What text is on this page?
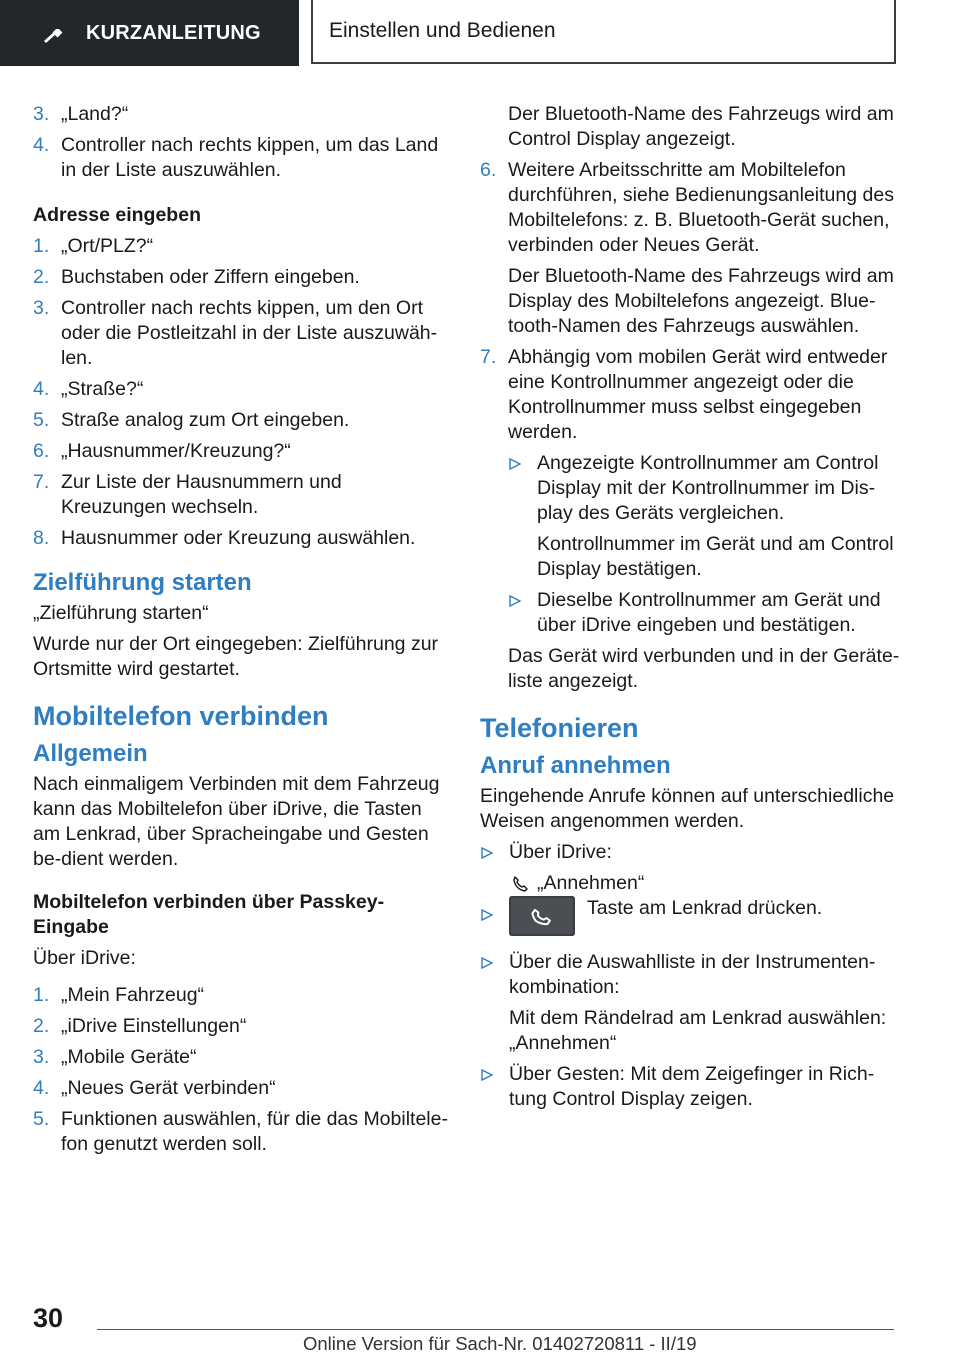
KURZANLEITUNG	Einstellen und Bedienen
3. „Land?“
4. Controller nach rechts kippen, um das Land in der Liste auszuwählen.
Adresse eingeben
1. „Ort/PLZ?“
2. Buchstaben oder Ziffern eingeben.
3. Controller nach rechts kippen, um den Ort oder die Postleitzahl in der Liste auszuwäh‐len.
4. „Straße?“
5. Straße analog zum Ort eingeben.
6. „Hausnummer/Kreuzung?“
7. Zur Liste der Hausnummern und Kreuzungen wechseln.
8. Hausnummer oder Kreuzung auswählen.
Zielführung starten

„Zielführung starten“

Wurde nur der Ort eingegeben: Zielführung zur Ortsmitte wird gestartet.

Mobiltelefon verbinden
Allgemein

Nach einmaligem Verbinden mit dem Fahrzeug kann das Mobiltelefon über iDrive, die Tasten am Lenkrad, über Spracheingabe und Gesten be‐dient werden.

Mobiltelefon verbinden über Passkey-Eingabe

Über iDrive:

1. „Mein Fahrzeug“
2. „iDrive Einstellungen“
3. „Mobile Geräte“
4. „Neues Gerät verbinden“
5. Funktionen auswählen, für die das Mobiltele‐fon genutzt werden soll.

Der Bluetooth-Name des Fahrzeugs wird am Control Display angezeigt.

6. Weitere Arbeitsschritte am Mobiltelefon durchführen, siehe Bedienungsanleitung des Mobiltelefons: z. B. Bluetooth-Gerät suchen, verbinden oder Neues Gerät.

Der Bluetooth-Name des Fahrzeugs wird am Display des Mobiltelefons angezeigt. Blue‐tooth-Namen des Fahrzeugs auswählen.

7. Abhängig vom mobilen Gerät wird entweder eine Kontrollnummer angezeigt oder die Kontrollnummer muss selbst eingegeben werden.
Angezeigte Kontrollnummer am Control Display mit der Kontrollnummer im Dis‐play des Geräts vergleichen.

Kontrollnummer im Gerät und am Control Display bestätigen.

Dieselbe Kontrollnummer am Gerät und über iDrive eingeben und bestätigen.

Das Gerät wird verbunden und in der Geräte‐liste angezeigt.

Telefonieren
Anruf annehmen

Eingehende Anrufe können auf unterschiedliche Weisen angenommen werden.

Über iDrive:
„Annehmen“
Taste am Lenkrad drücken.
Über die Auswahlliste in der Instrumenten‐kombination:

Mit dem Rändelrad am Lenkrad auswählen: „Annehmen“

Über Gesten: Mit dem Zeigefinger in Rich‐tung Control Display zeigen.
30
Online Version für Sach-Nr. 01402720811 - II/19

# # #

■ **ASSIGNMENT**:
Check every line above for the string "Display" and state how many have it, with no other words.

■ **RESPONSE**:
5